* EXERCISE DETAILS *
Copy out all the lines in the records that include the word "Traditional".

* DATA ROWS *
-- -- --
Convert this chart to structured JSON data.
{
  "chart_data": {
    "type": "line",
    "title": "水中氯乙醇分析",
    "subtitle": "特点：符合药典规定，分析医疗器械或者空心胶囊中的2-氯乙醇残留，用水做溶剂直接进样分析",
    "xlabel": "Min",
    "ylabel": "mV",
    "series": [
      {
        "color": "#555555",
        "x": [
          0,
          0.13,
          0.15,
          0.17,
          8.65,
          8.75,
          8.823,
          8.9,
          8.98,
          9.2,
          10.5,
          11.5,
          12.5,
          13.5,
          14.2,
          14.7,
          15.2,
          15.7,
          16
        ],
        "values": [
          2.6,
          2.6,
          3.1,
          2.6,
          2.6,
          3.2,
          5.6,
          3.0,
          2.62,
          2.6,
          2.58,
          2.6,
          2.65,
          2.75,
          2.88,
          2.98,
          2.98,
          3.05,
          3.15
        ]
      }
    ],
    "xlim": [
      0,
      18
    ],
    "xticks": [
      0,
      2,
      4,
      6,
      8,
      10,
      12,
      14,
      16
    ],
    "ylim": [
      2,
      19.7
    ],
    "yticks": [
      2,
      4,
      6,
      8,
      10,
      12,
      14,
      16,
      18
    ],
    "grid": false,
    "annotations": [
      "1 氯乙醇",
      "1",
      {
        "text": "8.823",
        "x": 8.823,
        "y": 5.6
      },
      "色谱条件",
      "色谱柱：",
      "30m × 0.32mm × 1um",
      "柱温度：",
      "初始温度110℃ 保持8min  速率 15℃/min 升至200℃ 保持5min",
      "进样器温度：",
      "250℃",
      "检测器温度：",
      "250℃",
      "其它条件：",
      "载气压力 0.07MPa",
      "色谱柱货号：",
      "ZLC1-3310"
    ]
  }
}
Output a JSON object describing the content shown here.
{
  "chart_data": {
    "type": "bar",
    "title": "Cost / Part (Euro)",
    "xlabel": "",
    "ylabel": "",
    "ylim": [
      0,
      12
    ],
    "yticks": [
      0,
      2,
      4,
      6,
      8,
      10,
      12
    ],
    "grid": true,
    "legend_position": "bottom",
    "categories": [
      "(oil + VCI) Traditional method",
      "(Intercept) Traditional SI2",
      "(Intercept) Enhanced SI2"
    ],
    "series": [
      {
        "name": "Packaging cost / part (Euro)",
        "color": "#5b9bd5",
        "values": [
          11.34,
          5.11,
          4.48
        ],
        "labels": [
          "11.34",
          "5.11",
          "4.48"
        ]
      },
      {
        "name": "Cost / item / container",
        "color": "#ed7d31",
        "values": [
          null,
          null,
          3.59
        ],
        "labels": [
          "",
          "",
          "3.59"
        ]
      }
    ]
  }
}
-- -- --
* EXPECTED ANSWER *
      "(oil + VCI) Traditional method",
      "(Intercept) Traditional SI2",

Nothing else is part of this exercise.